Determine how many lines contain the string "ylabel", then reply with that figure only.

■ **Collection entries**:
::::
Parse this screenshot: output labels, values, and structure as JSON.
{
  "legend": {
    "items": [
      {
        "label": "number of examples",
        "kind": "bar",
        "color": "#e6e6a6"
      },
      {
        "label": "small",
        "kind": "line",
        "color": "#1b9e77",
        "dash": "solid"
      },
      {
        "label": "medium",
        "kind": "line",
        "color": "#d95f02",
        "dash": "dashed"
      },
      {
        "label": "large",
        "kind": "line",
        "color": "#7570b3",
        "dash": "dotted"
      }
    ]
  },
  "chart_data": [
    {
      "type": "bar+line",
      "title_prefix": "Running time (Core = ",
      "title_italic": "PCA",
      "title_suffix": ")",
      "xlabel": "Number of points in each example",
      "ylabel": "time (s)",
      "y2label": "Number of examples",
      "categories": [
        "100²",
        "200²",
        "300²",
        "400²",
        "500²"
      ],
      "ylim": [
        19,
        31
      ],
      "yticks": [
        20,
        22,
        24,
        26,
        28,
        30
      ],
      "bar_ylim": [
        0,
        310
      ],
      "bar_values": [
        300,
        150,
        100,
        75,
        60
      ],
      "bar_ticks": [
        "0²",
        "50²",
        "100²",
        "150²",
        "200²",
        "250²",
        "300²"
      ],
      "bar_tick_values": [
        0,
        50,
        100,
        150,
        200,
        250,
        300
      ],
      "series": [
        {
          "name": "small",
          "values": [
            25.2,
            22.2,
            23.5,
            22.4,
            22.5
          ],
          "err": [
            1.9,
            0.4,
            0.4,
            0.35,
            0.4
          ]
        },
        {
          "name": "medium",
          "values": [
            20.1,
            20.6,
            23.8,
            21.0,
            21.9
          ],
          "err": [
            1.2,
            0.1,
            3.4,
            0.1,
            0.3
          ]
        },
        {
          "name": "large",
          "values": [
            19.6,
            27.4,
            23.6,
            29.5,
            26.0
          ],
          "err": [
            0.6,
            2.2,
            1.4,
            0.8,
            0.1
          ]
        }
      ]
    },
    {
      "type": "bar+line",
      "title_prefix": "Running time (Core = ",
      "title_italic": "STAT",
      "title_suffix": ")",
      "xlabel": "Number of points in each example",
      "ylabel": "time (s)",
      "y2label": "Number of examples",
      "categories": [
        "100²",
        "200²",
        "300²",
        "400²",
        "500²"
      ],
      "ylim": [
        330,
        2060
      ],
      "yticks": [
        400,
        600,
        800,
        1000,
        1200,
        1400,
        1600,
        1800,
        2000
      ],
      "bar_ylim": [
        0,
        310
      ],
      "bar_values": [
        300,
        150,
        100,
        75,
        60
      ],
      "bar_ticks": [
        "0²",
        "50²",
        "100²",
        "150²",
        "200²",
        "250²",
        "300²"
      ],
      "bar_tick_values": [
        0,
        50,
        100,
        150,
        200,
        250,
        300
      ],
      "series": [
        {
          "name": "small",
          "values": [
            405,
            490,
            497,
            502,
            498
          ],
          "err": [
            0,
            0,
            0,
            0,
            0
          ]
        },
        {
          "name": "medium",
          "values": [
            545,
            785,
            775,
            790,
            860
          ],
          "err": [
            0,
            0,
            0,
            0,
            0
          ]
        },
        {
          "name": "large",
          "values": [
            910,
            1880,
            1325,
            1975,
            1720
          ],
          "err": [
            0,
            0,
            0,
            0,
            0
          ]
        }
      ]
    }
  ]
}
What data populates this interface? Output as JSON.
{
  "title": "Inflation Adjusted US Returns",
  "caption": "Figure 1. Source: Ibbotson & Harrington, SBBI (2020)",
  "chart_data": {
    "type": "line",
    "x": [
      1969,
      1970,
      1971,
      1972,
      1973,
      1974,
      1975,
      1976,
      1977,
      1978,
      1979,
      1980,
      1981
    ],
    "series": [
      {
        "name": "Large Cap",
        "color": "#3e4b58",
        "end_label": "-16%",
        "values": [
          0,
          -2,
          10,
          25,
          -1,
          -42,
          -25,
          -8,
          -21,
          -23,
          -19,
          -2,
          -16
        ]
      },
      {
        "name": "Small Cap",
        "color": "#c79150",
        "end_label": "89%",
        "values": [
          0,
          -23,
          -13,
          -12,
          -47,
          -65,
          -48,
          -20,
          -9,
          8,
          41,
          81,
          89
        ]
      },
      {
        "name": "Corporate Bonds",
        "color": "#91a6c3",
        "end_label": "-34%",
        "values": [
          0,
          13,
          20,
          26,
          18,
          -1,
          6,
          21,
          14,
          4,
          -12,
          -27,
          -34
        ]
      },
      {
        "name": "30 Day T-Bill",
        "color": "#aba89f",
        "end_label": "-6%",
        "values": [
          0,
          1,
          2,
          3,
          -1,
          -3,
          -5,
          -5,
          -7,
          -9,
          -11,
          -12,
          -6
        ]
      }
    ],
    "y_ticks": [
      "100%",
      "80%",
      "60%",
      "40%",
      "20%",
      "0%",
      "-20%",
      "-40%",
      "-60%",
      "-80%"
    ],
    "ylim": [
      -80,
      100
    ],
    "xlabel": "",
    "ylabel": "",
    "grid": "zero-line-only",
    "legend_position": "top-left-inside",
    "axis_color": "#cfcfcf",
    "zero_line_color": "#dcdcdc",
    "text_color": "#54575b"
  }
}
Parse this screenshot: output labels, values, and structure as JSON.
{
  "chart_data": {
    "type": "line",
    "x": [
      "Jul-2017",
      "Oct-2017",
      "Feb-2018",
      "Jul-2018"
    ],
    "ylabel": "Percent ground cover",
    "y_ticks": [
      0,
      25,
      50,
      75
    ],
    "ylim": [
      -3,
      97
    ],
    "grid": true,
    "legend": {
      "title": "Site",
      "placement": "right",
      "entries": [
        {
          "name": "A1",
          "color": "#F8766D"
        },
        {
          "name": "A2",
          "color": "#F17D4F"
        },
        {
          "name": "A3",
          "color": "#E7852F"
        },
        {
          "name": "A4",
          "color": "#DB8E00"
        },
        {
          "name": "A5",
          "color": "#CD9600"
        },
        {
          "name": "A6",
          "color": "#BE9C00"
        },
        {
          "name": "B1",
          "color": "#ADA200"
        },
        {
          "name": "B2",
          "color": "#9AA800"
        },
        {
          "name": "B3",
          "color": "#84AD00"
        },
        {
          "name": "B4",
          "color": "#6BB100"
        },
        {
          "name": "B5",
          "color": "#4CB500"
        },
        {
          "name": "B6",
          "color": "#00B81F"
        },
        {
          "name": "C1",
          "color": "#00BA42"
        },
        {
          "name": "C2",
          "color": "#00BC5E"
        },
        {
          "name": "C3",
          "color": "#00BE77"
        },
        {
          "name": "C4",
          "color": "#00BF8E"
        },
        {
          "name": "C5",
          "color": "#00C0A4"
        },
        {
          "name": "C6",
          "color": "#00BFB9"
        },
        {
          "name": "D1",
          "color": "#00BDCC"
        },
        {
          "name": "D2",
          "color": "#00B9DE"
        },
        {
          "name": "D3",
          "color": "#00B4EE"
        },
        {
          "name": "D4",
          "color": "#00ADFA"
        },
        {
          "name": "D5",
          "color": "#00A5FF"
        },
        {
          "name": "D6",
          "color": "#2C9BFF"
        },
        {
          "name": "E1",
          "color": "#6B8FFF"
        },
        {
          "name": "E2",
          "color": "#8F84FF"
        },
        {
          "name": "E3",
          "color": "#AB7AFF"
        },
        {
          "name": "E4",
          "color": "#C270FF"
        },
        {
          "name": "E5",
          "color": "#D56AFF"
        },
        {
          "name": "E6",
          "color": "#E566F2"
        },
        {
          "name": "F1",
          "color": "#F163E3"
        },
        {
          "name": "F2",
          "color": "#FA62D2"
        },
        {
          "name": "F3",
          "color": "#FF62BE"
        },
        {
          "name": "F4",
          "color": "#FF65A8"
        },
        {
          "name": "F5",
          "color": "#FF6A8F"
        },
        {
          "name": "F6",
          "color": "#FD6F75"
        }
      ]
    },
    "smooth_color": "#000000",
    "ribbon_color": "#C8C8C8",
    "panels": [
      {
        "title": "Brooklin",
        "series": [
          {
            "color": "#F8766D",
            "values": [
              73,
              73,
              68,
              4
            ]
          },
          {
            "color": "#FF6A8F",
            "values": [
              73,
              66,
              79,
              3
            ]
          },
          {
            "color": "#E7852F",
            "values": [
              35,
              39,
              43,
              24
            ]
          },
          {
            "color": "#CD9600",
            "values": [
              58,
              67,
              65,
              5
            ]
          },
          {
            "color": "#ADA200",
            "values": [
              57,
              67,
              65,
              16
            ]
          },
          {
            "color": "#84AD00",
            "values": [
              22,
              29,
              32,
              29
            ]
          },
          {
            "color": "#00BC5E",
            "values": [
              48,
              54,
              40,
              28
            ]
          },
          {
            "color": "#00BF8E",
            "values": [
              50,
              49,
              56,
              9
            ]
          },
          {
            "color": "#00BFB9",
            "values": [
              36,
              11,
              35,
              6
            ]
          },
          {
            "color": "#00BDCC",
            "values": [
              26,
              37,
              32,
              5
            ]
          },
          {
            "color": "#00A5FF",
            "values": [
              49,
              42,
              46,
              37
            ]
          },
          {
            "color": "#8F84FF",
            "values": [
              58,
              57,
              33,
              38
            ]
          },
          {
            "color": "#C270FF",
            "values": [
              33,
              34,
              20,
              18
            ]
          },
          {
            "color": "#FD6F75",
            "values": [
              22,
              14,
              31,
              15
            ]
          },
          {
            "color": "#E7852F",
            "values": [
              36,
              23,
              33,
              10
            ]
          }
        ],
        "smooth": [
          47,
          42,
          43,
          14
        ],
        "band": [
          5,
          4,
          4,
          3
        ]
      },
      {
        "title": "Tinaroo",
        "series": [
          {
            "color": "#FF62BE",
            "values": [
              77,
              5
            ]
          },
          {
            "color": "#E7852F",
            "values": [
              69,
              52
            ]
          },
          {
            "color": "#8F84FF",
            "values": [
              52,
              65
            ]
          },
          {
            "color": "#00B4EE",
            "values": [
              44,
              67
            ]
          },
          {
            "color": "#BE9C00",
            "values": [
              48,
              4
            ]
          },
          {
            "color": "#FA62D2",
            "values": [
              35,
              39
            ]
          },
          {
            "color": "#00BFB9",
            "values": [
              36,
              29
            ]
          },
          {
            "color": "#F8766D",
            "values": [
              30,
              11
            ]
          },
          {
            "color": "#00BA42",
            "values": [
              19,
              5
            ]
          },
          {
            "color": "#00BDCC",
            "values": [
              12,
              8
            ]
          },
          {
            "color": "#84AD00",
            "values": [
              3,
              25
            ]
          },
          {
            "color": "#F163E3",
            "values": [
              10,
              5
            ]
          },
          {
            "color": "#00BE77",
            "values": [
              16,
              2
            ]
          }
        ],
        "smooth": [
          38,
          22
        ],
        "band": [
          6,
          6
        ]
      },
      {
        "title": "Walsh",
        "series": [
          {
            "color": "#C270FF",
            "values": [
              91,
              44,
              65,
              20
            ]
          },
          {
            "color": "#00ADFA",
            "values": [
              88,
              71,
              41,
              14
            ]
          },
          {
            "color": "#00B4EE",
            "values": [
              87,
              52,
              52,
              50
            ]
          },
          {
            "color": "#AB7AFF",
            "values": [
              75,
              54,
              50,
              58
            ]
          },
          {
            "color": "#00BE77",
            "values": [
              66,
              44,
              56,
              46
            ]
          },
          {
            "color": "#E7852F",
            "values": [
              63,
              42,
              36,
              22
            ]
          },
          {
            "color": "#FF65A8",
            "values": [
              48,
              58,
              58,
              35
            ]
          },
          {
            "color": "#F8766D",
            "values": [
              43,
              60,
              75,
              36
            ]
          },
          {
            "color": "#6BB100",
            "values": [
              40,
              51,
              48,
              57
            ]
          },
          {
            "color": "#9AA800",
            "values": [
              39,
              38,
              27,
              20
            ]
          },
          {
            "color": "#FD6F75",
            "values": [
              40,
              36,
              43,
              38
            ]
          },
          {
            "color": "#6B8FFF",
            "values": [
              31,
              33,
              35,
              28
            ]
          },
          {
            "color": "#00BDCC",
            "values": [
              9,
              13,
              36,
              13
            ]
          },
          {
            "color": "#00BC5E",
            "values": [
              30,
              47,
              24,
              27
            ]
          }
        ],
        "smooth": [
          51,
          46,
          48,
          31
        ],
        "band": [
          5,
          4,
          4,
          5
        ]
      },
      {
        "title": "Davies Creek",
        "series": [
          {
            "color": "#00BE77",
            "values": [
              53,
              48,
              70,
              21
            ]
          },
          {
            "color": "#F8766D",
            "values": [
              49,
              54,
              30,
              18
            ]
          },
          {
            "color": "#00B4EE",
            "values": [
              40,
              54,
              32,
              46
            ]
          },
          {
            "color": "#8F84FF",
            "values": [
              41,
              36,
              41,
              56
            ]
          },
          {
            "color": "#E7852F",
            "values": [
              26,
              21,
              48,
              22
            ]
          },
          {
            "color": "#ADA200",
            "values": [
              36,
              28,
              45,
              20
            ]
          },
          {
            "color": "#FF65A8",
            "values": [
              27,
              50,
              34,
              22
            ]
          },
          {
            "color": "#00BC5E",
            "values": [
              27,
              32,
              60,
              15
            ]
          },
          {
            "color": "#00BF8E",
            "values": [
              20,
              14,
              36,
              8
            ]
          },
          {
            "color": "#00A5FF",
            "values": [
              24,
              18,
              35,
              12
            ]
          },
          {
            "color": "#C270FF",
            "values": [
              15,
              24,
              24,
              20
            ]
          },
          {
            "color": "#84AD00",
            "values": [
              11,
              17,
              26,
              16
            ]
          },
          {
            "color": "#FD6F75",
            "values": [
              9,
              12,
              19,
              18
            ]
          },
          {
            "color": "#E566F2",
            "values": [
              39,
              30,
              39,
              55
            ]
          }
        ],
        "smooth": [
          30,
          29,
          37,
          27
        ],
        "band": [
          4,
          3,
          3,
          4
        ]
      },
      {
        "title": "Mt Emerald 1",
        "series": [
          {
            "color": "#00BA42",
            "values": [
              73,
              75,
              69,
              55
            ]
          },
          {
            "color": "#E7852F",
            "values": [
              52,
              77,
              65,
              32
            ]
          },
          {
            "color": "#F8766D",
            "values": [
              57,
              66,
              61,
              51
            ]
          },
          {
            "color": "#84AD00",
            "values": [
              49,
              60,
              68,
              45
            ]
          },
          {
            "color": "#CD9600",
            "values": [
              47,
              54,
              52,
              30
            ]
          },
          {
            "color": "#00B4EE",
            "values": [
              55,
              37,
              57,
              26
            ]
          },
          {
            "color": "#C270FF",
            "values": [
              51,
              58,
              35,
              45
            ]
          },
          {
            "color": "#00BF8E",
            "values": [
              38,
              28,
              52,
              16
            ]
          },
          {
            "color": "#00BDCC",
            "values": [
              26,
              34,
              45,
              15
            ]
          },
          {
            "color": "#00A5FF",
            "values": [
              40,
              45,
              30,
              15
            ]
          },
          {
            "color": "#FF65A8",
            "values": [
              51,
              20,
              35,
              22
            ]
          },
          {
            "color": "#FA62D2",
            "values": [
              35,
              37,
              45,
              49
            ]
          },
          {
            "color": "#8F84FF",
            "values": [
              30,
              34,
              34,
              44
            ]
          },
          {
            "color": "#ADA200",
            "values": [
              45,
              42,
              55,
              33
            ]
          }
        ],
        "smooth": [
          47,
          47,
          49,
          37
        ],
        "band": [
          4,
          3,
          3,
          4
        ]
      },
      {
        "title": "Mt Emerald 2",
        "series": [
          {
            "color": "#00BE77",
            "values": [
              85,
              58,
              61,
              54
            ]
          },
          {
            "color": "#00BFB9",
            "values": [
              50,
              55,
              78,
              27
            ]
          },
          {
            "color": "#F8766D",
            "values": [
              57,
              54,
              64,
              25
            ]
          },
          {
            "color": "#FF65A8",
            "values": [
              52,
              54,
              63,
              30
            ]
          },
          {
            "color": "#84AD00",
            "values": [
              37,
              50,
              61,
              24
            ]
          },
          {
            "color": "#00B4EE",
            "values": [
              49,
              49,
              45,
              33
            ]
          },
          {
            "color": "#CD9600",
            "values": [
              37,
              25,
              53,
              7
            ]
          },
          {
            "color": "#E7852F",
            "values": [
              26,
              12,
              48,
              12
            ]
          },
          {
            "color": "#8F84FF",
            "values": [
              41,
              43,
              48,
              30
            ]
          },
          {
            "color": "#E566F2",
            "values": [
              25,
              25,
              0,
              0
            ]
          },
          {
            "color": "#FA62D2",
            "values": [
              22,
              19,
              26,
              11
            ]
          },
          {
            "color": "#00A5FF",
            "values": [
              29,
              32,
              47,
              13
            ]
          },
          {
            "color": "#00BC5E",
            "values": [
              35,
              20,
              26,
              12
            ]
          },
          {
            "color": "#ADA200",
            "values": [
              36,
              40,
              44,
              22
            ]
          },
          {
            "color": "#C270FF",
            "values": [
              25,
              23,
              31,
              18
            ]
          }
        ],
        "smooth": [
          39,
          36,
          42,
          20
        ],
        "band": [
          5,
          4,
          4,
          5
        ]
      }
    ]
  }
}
::::
■ **Answer below**:
4